++++ Records for the task
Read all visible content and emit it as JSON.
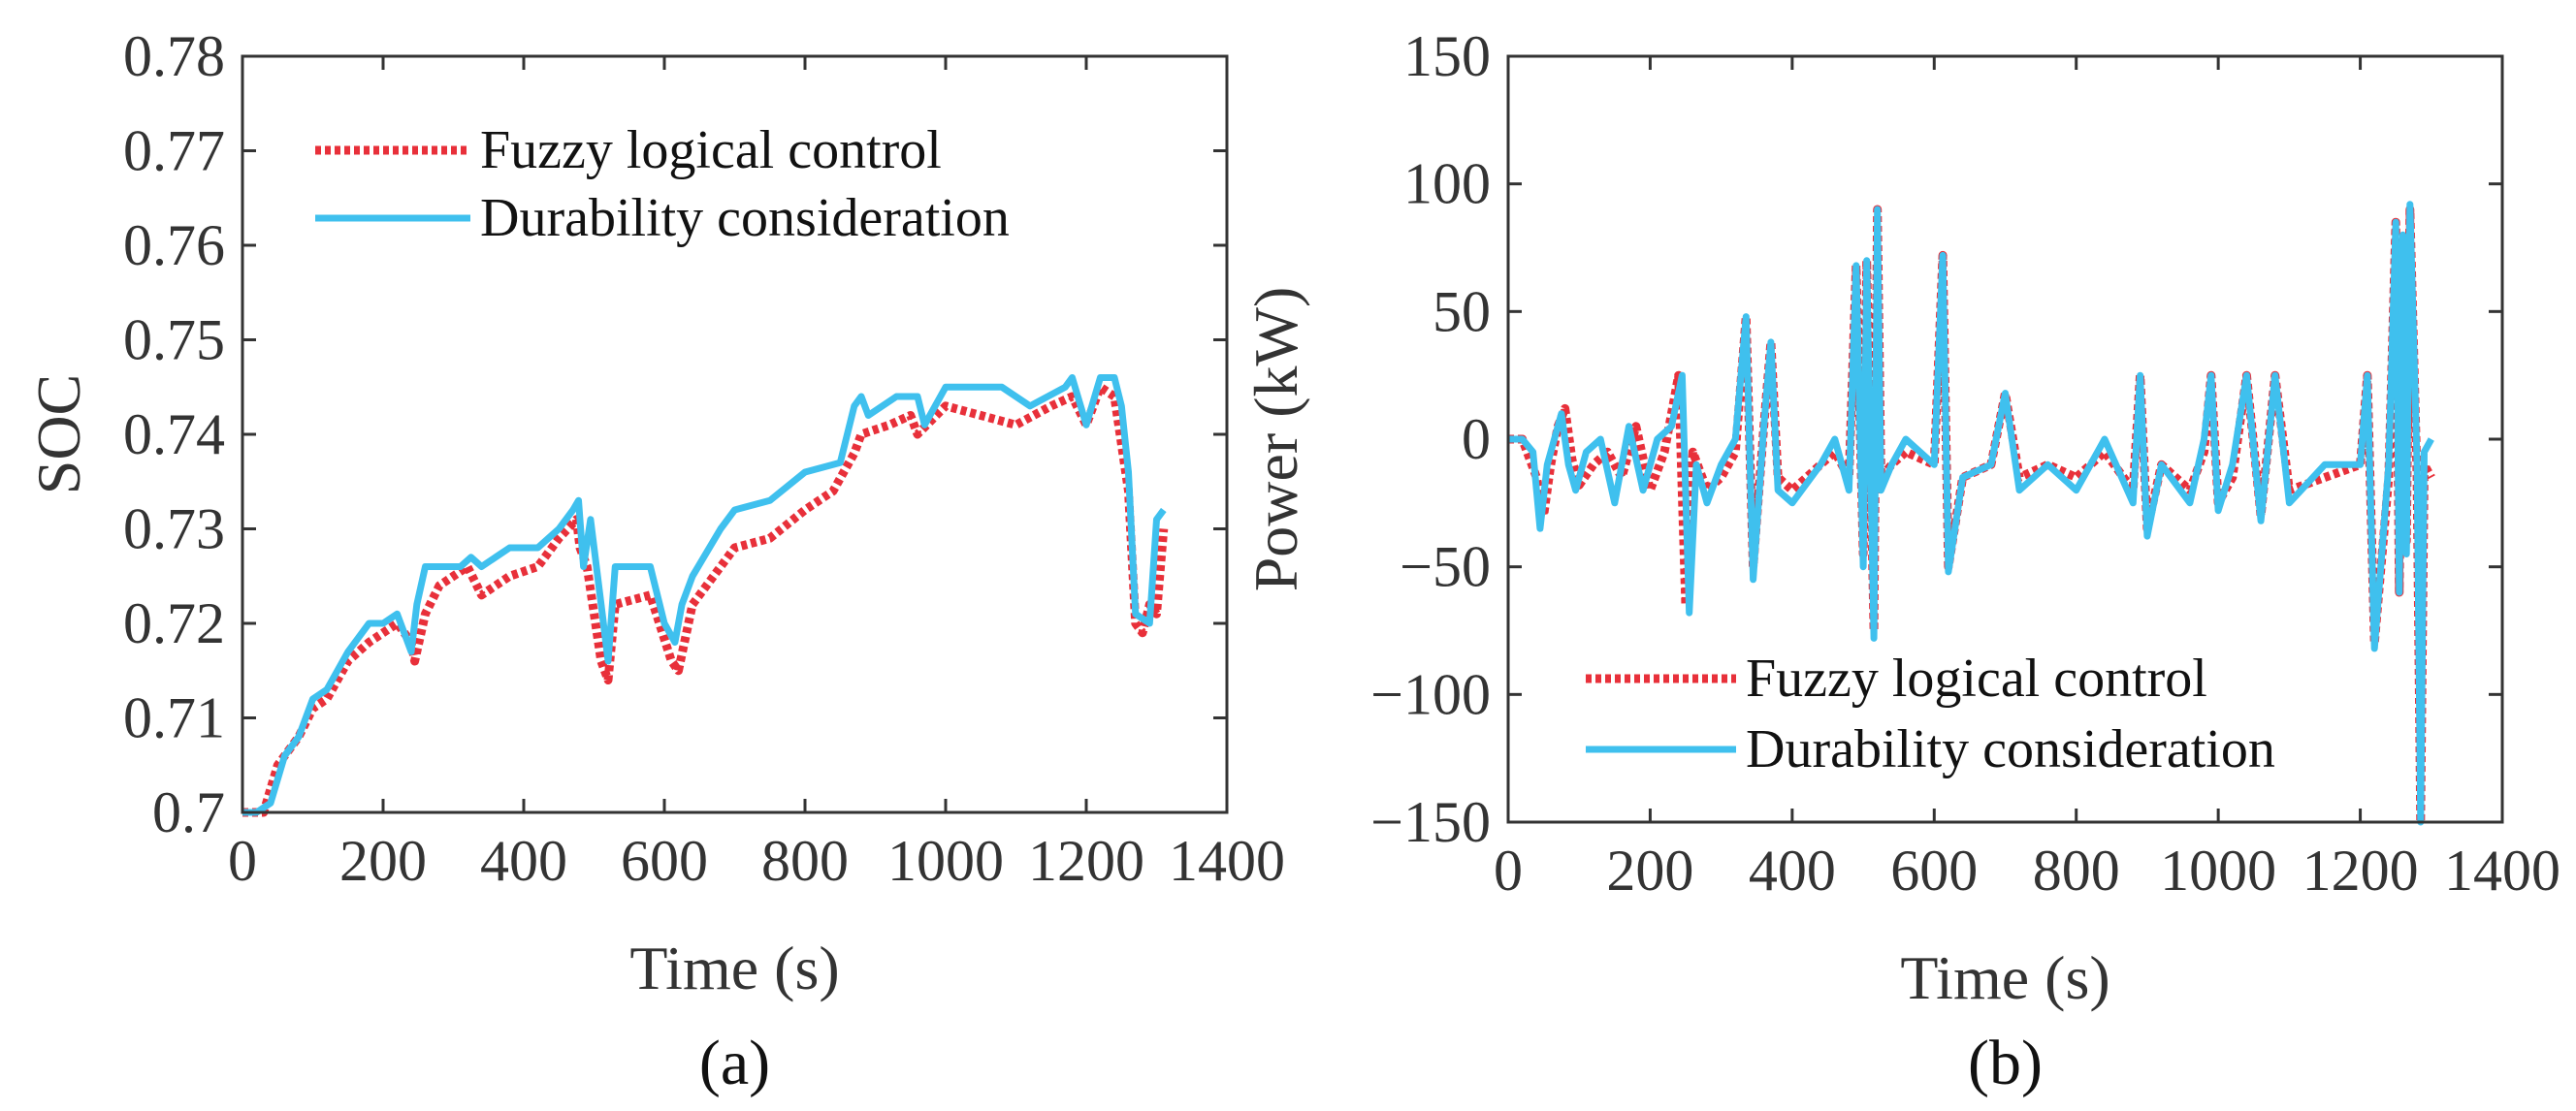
{
  "chart_data": [
    {
      "type": "line",
      "panel_label": "(a)",
      "xlabel": "Time (s)",
      "ylabel": "SOC",
      "xlim": [
        0,
        1400
      ],
      "ylim": [
        0.7,
        0.78
      ],
      "xticks": [
        0,
        200,
        400,
        600,
        800,
        1000,
        1200,
        1400
      ],
      "xtick_labels": [
        "0",
        "200",
        "400",
        "600",
        "800",
        "1000",
        "1200",
        "1400"
      ],
      "yticks": [
        0.7,
        0.71,
        0.72,
        0.73,
        0.74,
        0.75,
        0.76,
        0.77,
        0.78
      ],
      "ytick_labels": [
        "0.7",
        "0.71",
        "0.72",
        "0.73",
        "0.74",
        "0.75",
        "0.76",
        "0.77",
        "0.78"
      ],
      "legend_position": "top-left",
      "series": [
        {
          "name": "Fuzzy logical control",
          "color": "#e8303a",
          "style": "dotted",
          "x": [
            0,
            30,
            50,
            80,
            100,
            120,
            150,
            180,
            200,
            220,
            240,
            245,
            260,
            280,
            300,
            320,
            340,
            380,
            420,
            450,
            475,
            480,
            490,
            510,
            520,
            530,
            580,
            610,
            620,
            640,
            680,
            700,
            750,
            800,
            840,
            870,
            880,
            920,
            950,
            960,
            1000,
            1050,
            1100,
            1150,
            1180,
            1200,
            1220,
            1240,
            1260,
            1270,
            1280,
            1290,
            1300,
            1310
          ],
          "values": [
            0.7,
            0.7,
            0.705,
            0.708,
            0.711,
            0.712,
            0.716,
            0.718,
            0.719,
            0.72,
            0.718,
            0.716,
            0.721,
            0.724,
            0.725,
            0.726,
            0.723,
            0.725,
            0.726,
            0.729,
            0.731,
            0.728,
            0.726,
            0.716,
            0.714,
            0.722,
            0.723,
            0.716,
            0.715,
            0.722,
            0.726,
            0.728,
            0.729,
            0.732,
            0.734,
            0.738,
            0.74,
            0.741,
            0.742,
            0.74,
            0.743,
            0.742,
            0.741,
            0.743,
            0.744,
            0.741,
            0.745,
            0.744,
            0.734,
            0.72,
            0.719,
            0.722,
            0.721,
            0.73
          ]
        },
        {
          "name": "Durability consideration",
          "color": "#3fc0ee",
          "style": "solid",
          "x": [
            0,
            20,
            40,
            60,
            80,
            100,
            120,
            150,
            180,
            200,
            220,
            240,
            248,
            260,
            280,
            310,
            325,
            340,
            380,
            420,
            450,
            470,
            478,
            485,
            495,
            510,
            520,
            530,
            580,
            600,
            615,
            625,
            640,
            680,
            700,
            750,
            800,
            850,
            870,
            880,
            890,
            930,
            960,
            970,
            1000,
            1080,
            1120,
            1170,
            1180,
            1200,
            1220,
            1240,
            1250,
            1260,
            1270,
            1290,
            1300,
            1310
          ],
          "values": [
            0.7,
            0.7,
            0.701,
            0.706,
            0.708,
            0.712,
            0.713,
            0.717,
            0.72,
            0.72,
            0.721,
            0.717,
            0.722,
            0.726,
            0.726,
            0.726,
            0.727,
            0.726,
            0.728,
            0.728,
            0.73,
            0.732,
            0.733,
            0.726,
            0.731,
            0.722,
            0.716,
            0.726,
            0.726,
            0.72,
            0.718,
            0.722,
            0.725,
            0.73,
            0.732,
            0.733,
            0.736,
            0.737,
            0.743,
            0.744,
            0.742,
            0.744,
            0.744,
            0.741,
            0.745,
            0.745,
            0.743,
            0.745,
            0.746,
            0.741,
            0.746,
            0.746,
            0.743,
            0.736,
            0.721,
            0.72,
            0.731,
            0.732
          ]
        }
      ]
    },
    {
      "type": "line",
      "panel_label": "(b)",
      "xlabel": "Time (s)",
      "ylabel": "Power (kW)",
      "xlim": [
        0,
        1400
      ],
      "ylim": [
        -150,
        150
      ],
      "xticks": [
        0,
        200,
        400,
        600,
        800,
        1000,
        1200,
        1400
      ],
      "xtick_labels": [
        "0",
        "200",
        "400",
        "600",
        "800",
        "1000",
        "1200",
        "1400"
      ],
      "yticks": [
        -150,
        -100,
        -50,
        0,
        50,
        100,
        150
      ],
      "ytick_labels": [
        "−150",
        "−100",
        "−50",
        "0",
        "50",
        "100",
        "150"
      ],
      "legend_position": "bottom-left",
      "series": [
        {
          "name": "Fuzzy logical control",
          "color": "#e8303a",
          "style": "dotted",
          "x": [
            0,
            20,
            40,
            50,
            60,
            70,
            80,
            90,
            100,
            120,
            140,
            160,
            180,
            200,
            220,
            240,
            250,
            260,
            280,
            300,
            320,
            335,
            345,
            360,
            370,
            380,
            400,
            440,
            460,
            480,
            490,
            500,
            505,
            515,
            520,
            525,
            540,
            560,
            600,
            612,
            620,
            640,
            680,
            700,
            720,
            760,
            800,
            840,
            880,
            890,
            900,
            920,
            960,
            980,
            990,
            1000,
            1020,
            1040,
            1060,
            1080,
            1100,
            1150,
            1200,
            1210,
            1220,
            1240,
            1250,
            1255,
            1260,
            1265,
            1270,
            1280,
            1285,
            1290,
            1300
          ],
          "values": [
            0,
            0,
            -15,
            -30,
            -10,
            5,
            12,
            -8,
            -18,
            -10,
            -5,
            -15,
            5,
            -20,
            -5,
            25,
            -65,
            -5,
            -20,
            -15,
            -5,
            48,
            -50,
            5,
            38,
            -15,
            -20,
            -10,
            -5,
            -15,
            68,
            -45,
            70,
            -75,
            90,
            -15,
            -10,
            -5,
            -10,
            72,
            -50,
            -15,
            -10,
            18,
            -15,
            -10,
            -15,
            -5,
            -20,
            25,
            -35,
            -10,
            -20,
            -5,
            25,
            -25,
            -15,
            25,
            -30,
            25,
            -20,
            -15,
            -10,
            25,
            -80,
            -15,
            85,
            -60,
            75,
            -40,
            90,
            -15,
            -150,
            -10,
            -15
          ]
        },
        {
          "name": "Durability consideration",
          "color": "#3fc0ee",
          "style": "solid",
          "x": [
            0,
            20,
            35,
            45,
            55,
            65,
            75,
            85,
            95,
            110,
            130,
            150,
            170,
            190,
            210,
            230,
            245,
            255,
            265,
            280,
            300,
            320,
            335,
            345,
            360,
            370,
            380,
            400,
            440,
            460,
            480,
            490,
            500,
            505,
            515,
            520,
            525,
            540,
            560,
            600,
            612,
            620,
            640,
            680,
            700,
            720,
            760,
            800,
            840,
            880,
            890,
            900,
            920,
            960,
            980,
            990,
            1000,
            1020,
            1040,
            1060,
            1080,
            1100,
            1150,
            1200,
            1210,
            1220,
            1240,
            1250,
            1255,
            1260,
            1265,
            1270,
            1280,
            1285,
            1290,
            1300
          ],
          "values": [
            0,
            0,
            -5,
            -35,
            -10,
            0,
            10,
            -10,
            -20,
            -5,
            0,
            -25,
            5,
            -20,
            0,
            5,
            25,
            -68,
            -10,
            -25,
            -10,
            0,
            48,
            -55,
            5,
            38,
            -20,
            -25,
            -10,
            0,
            -20,
            68,
            -50,
            70,
            -78,
            90,
            -20,
            -10,
            0,
            -10,
            72,
            -52,
            -15,
            -10,
            18,
            -20,
            -10,
            -20,
            0,
            -25,
            25,
            -38,
            -10,
            -25,
            0,
            25,
            -28,
            -10,
            25,
            -32,
            25,
            -25,
            -10,
            -10,
            25,
            -82,
            -10,
            85,
            -60,
            80,
            -45,
            92,
            -10,
            -150,
            -5,
            0
          ]
        }
      ]
    }
  ]
}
++++++++
> [Exercise description]: Send back the data above word for word, with the pictures left out.

> [Full solution]:
Read all visible content and emit it as JSON.
{
  "chart_data": [
    {
      "type": "line",
      "panel_label": "(a)",
      "xlabel": "Time (s)",
      "ylabel": "SOC",
      "xlim": [
        0,
        1400
      ],
      "ylim": [
        0.7,
        0.78
      ],
      "xticks": [
        0,
        200,
        400,
        600,
        800,
        1000,
        1200,
        1400
      ],
      "xtick_labels": [
        "0",
        "200",
        "400",
        "600",
        "800",
        "1000",
        "1200",
        "1400"
      ],
      "yticks": [
        0.7,
        0.71,
        0.72,
        0.73,
        0.74,
        0.75,
        0.76,
        0.77,
        0.78
      ],
      "ytick_labels": [
        "0.7",
        "0.71",
        "0.72",
        "0.73",
        "0.74",
        "0.75",
        "0.76",
        "0.77",
        "0.78"
      ],
      "legend_position": "top-left",
      "series": [
        {
          "name": "Fuzzy logical control",
          "color": "#e8303a",
          "style": "dotted",
          "x": [
            0,
            30,
            50,
            80,
            100,
            120,
            150,
            180,
            200,
            220,
            240,
            245,
            260,
            280,
            300,
            320,
            340,
            380,
            420,
            450,
            475,
            480,
            490,
            510,
            520,
            530,
            580,
            610,
            620,
            640,
            680,
            700,
            750,
            800,
            840,
            870,
            880,
            920,
            950,
            960,
            1000,
            1050,
            1100,
            1150,
            1180,
            1200,
            1220,
            1240,
            1260,
            1270,
            1280,
            1290,
            1300,
            1310
          ],
          "values": [
            0.7,
            0.7,
            0.705,
            0.708,
            0.711,
            0.712,
            0.716,
            0.718,
            0.719,
            0.72,
            0.718,
            0.716,
            0.721,
            0.724,
            0.725,
            0.726,
            0.723,
            0.725,
            0.726,
            0.729,
            0.731,
            0.728,
            0.726,
            0.716,
            0.714,
            0.722,
            0.723,
            0.716,
            0.715,
            0.722,
            0.726,
            0.728,
            0.729,
            0.732,
            0.734,
            0.738,
            0.74,
            0.741,
            0.742,
            0.74,
            0.743,
            0.742,
            0.741,
            0.743,
            0.744,
            0.741,
            0.745,
            0.744,
            0.734,
            0.72,
            0.719,
            0.722,
            0.721,
            0.73
          ]
        },
        {
          "name": "Durability consideration",
          "color": "#3fc0ee",
          "style": "solid",
          "x": [
            0,
            20,
            40,
            60,
            80,
            100,
            120,
            150,
            180,
            200,
            220,
            240,
            248,
            260,
            280,
            310,
            325,
            340,
            380,
            420,
            450,
            470,
            478,
            485,
            495,
            510,
            520,
            530,
            580,
            600,
            615,
            625,
            640,
            680,
            700,
            750,
            800,
            850,
            870,
            880,
            890,
            930,
            960,
            970,
            1000,
            1080,
            1120,
            1170,
            1180,
            1200,
            1220,
            1240,
            1250,
            1260,
            1270,
            1290,
            1300,
            1310
          ],
          "values": [
            0.7,
            0.7,
            0.701,
            0.706,
            0.708,
            0.712,
            0.713,
            0.717,
            0.72,
            0.72,
            0.721,
            0.717,
            0.722,
            0.726,
            0.726,
            0.726,
            0.727,
            0.726,
            0.728,
            0.728,
            0.73,
            0.732,
            0.733,
            0.726,
            0.731,
            0.722,
            0.716,
            0.726,
            0.726,
            0.72,
            0.718,
            0.722,
            0.725,
            0.73,
            0.732,
            0.733,
            0.736,
            0.737,
            0.743,
            0.744,
            0.742,
            0.744,
            0.744,
            0.741,
            0.745,
            0.745,
            0.743,
            0.745,
            0.746,
            0.741,
            0.746,
            0.746,
            0.743,
            0.736,
            0.721,
            0.72,
            0.731,
            0.732
          ]
        }
      ]
    },
    {
      "type": "line",
      "panel_label": "(b)",
      "xlabel": "Time (s)",
      "ylabel": "Power (kW)",
      "xlim": [
        0,
        1400
      ],
      "ylim": [
        -150,
        150
      ],
      "xticks": [
        0,
        200,
        400,
        600,
        800,
        1000,
        1200,
        1400
      ],
      "xtick_labels": [
        "0",
        "200",
        "400",
        "600",
        "800",
        "1000",
        "1200",
        "1400"
      ],
      "yticks": [
        -150,
        -100,
        -50,
        0,
        50,
        100,
        150
      ],
      "ytick_labels": [
        "−150",
        "−100",
        "−50",
        "0",
        "50",
        "100",
        "150"
      ],
      "legend_position": "bottom-left",
      "series": [
        {
          "name": "Fuzzy logical control",
          "color": "#e8303a",
          "style": "dotted",
          "x": [
            0,
            20,
            40,
            50,
            60,
            70,
            80,
            90,
            100,
            120,
            140,
            160,
            180,
            200,
            220,
            240,
            250,
            260,
            280,
            300,
            320,
            335,
            345,
            360,
            370,
            380,
            400,
            440,
            460,
            480,
            490,
            500,
            505,
            515,
            520,
            525,
            540,
            560,
            600,
            612,
            620,
            640,
            680,
            700,
            720,
            760,
            800,
            840,
            880,
            890,
            900,
            920,
            960,
            980,
            990,
            1000,
            1020,
            1040,
            1060,
            1080,
            1100,
            1150,
            1200,
            1210,
            1220,
            1240,
            1250,
            1255,
            1260,
            1265,
            1270,
            1280,
            1285,
            1290,
            1300
          ],
          "values": [
            0,
            0,
            -15,
            -30,
            -10,
            5,
            12,
            -8,
            -18,
            -10,
            -5,
            -15,
            5,
            -20,
            -5,
            25,
            -65,
            -5,
            -20,
            -15,
            -5,
            48,
            -50,
            5,
            38,
            -15,
            -20,
            -10,
            -5,
            -15,
            68,
            -45,
            70,
            -75,
            90,
            -15,
            -10,
            -5,
            -10,
            72,
            -50,
            -15,
            -10,
            18,
            -15,
            -10,
            -15,
            -5,
            -20,
            25,
            -35,
            -10,
            -20,
            -5,
            25,
            -25,
            -15,
            25,
            -30,
            25,
            -20,
            -15,
            -10,
            25,
            -80,
            -15,
            85,
            -60,
            75,
            -40,
            90,
            -15,
            -150,
            -10,
            -15
          ]
        },
        {
          "name": "Durability consideration",
          "color": "#3fc0ee",
          "style": "solid",
          "x": [
            0,
            20,
            35,
            45,
            55,
            65,
            75,
            85,
            95,
            110,
            130,
            150,
            170,
            190,
            210,
            230,
            245,
            255,
            265,
            280,
            300,
            320,
            335,
            345,
            360,
            370,
            380,
            400,
            440,
            460,
            480,
            490,
            500,
            505,
            515,
            520,
            525,
            540,
            560,
            600,
            612,
            620,
            640,
            680,
            700,
            720,
            760,
            800,
            840,
            880,
            890,
            900,
            920,
            960,
            980,
            990,
            1000,
            1020,
            1040,
            1060,
            1080,
            1100,
            1150,
            1200,
            1210,
            1220,
            1240,
            1250,
            1255,
            1260,
            1265,
            1270,
            1280,
            1285,
            1290,
            1300
          ],
          "values": [
            0,
            0,
            -5,
            -35,
            -10,
            0,
            10,
            -10,
            -20,
            -5,
            0,
            -25,
            5,
            -20,
            0,
            5,
            25,
            -68,
            -10,
            -25,
            -10,
            0,
            48,
            -55,
            5,
            38,
            -20,
            -25,
            -10,
            0,
            -20,
            68,
            -50,
            70,
            -78,
            90,
            -20,
            -10,
            0,
            -10,
            72,
            -52,
            -15,
            -10,
            18,
            -20,
            -10,
            -20,
            0,
            -25,
            25,
            -38,
            -10,
            -25,
            0,
            25,
            -28,
            -10,
            25,
            -32,
            25,
            -25,
            -10,
            -10,
            25,
            -82,
            -10,
            85,
            -60,
            80,
            -45,
            92,
            -10,
            -150,
            -5,
            0
          ]
        }
      ]
    }
  ]
}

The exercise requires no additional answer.